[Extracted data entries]

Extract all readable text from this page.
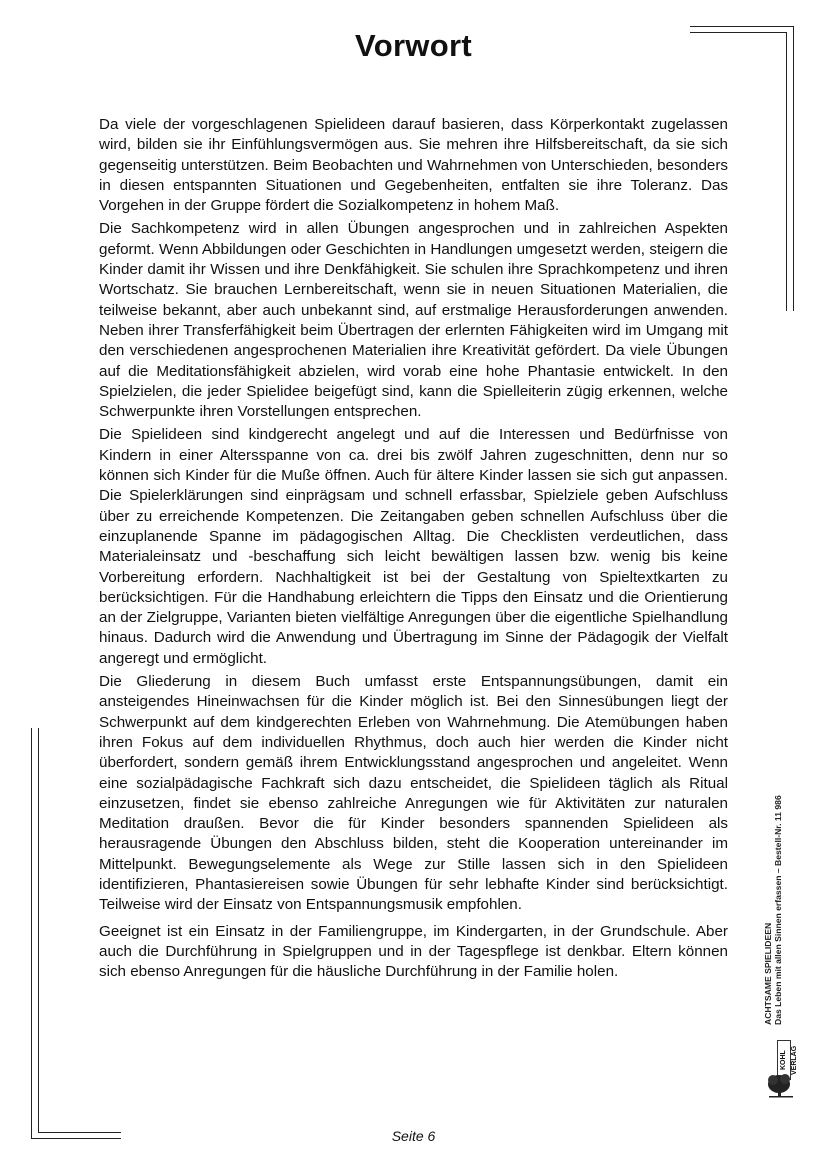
Vorwort

Da viele der vorgeschlagenen Spielideen darauf basieren, dass Körperkontakt zugelassen wird, bilden sie ihr Einfühlungsvermögen aus. Sie mehren ihre Hilfsbereitschaft, da sie sich gegenseitig unterstützen. Beim Beobachten und Wahrnehmen von Unterschieden, besonders in diesen entspannten Situationen und Gegebenheiten, entfalten sie ihre Toleranz. Das Vorgehen in der Gruppe fördert die Sozialkompetenz in hohem Maß.

Die Sachkompetenz wird in allen Übungen angesprochen und in zahlreichen Aspekten geformt. Wenn Abbildungen oder Geschichten in Handlungen umgesetzt werden, steigern die Kinder damit ihr Wissen und ihre Denkfähigkeit. Sie schulen ihre Sprachkompetenz und ihren Wortschatz. Sie brauchen Lernbereitschaft, wenn sie in neuen Situationen Materialien, die teilweise bekannt, aber auch unbekannt sind, auf erstmalige Herausforderungen anwenden. Neben ihrer Transferfähigkeit beim Übertragen der erlernten Fähigkeiten wird im Umgang mit den verschiedenen angesprochenen Materialien ihre Kreativität gefördert. Da viele Übungen auf die Meditationsfähigkeit abzielen, wird vorab eine hohe Phantasie entwickelt. In den Spielzielen, die jeder Spielidee beigefügt sind, kann die Spielleiterin zügig erkennen, welche Schwerpunkte ihren Vorstellungen entsprechen.

Die Spielideen sind kindgerecht angelegt und auf die Interessen und Bedürfnisse von Kindern in einer Altersspanne von ca. drei bis zwölf Jahren zugeschnitten, denn nur so können sich Kinder für die Muße öffnen. Auch für ältere Kinder lassen sie sich gut anpassen. Die Spielerklärungen sind einprägsam und schnell erfassbar, Spielziele geben Aufschluss über zu erreichende Kompetenzen. Die Zeitangaben geben schnellen Aufschluss über die einzuplanende Spanne im pädagogischen Alltag. Die Checklisten verdeutlichen, dass Materialeinsatz und -beschaffung sich leicht bewältigen lassen bzw. wenig bis keine Vorbereitung erfordern. Nachhaltigkeit ist bei der Gestaltung von Spieltextkarten zu berücksichtigen. Für die Handhabung erleichtern die Tipps den Einsatz und die Orientierung an der Zielgruppe, Varianten bieten vielfältige Anregungen über die eigentliche Spielhandlung hinaus. Dadurch wird die Anwendung und Übertragung im Sinne der Pädagogik der Vielfalt angeregt und ermöglicht.

Die Gliederung in diesem Buch umfasst erste Entspannungsübungen, damit ein ansteigendes Hineinwachsen für die Kinder möglich ist. Bei den Sinnesübungen liegt der Schwerpunkt auf dem kindgerechten Erleben von Wahrnehmung. Die Atemübungen haben ihren Fokus auf dem individuellen Rhythmus, doch auch hier werden die Kinder nicht überfordert, sondern gemäß ihrem Entwicklungsstand angesprochen und angeleitet. Wenn eine sozialpädagische Fachkraft sich dazu entscheidet, die Spielideen täglich als Ritual einzusetzen, findet sie ebenso zahlreiche Anregungen wie für Aktivitäten zur naturalen Meditation draußen. Bevor die für Kinder besonders spannenden Spielideen als herausragende Übungen den Abschluss bilden, steht die Kooperation untereinander im Mittelpunkt. Bewegungselemente als Wege zur Stille lassen sich in den Spielideen identifizieren, Phantasiereisen sowie Übungen für sehr lebhafte Kinder sind berücksichtigt. Teilweise wird der Einsatz von Entspannungsmusik empfohlen.

Geeignet ist ein Einsatz in der Familiengruppe, im Kindergarten, in der Grundschule. Aber auch die Durchführung in Spielgruppen und in der Tagespflege ist denkbar. Eltern können sich ebenso Anregungen für die häusliche Durchführung in der Familie holen.	ACHTSAME SPIELIDEEN Das Leben mit allen Sinnen erfassen – Bestell-Nr. 11 986
KOHL VERLAG
Seite 6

GIVEN TASK>
Your answer should be a single number: how many lines in the data above include "allen"?

THE RESULT>
2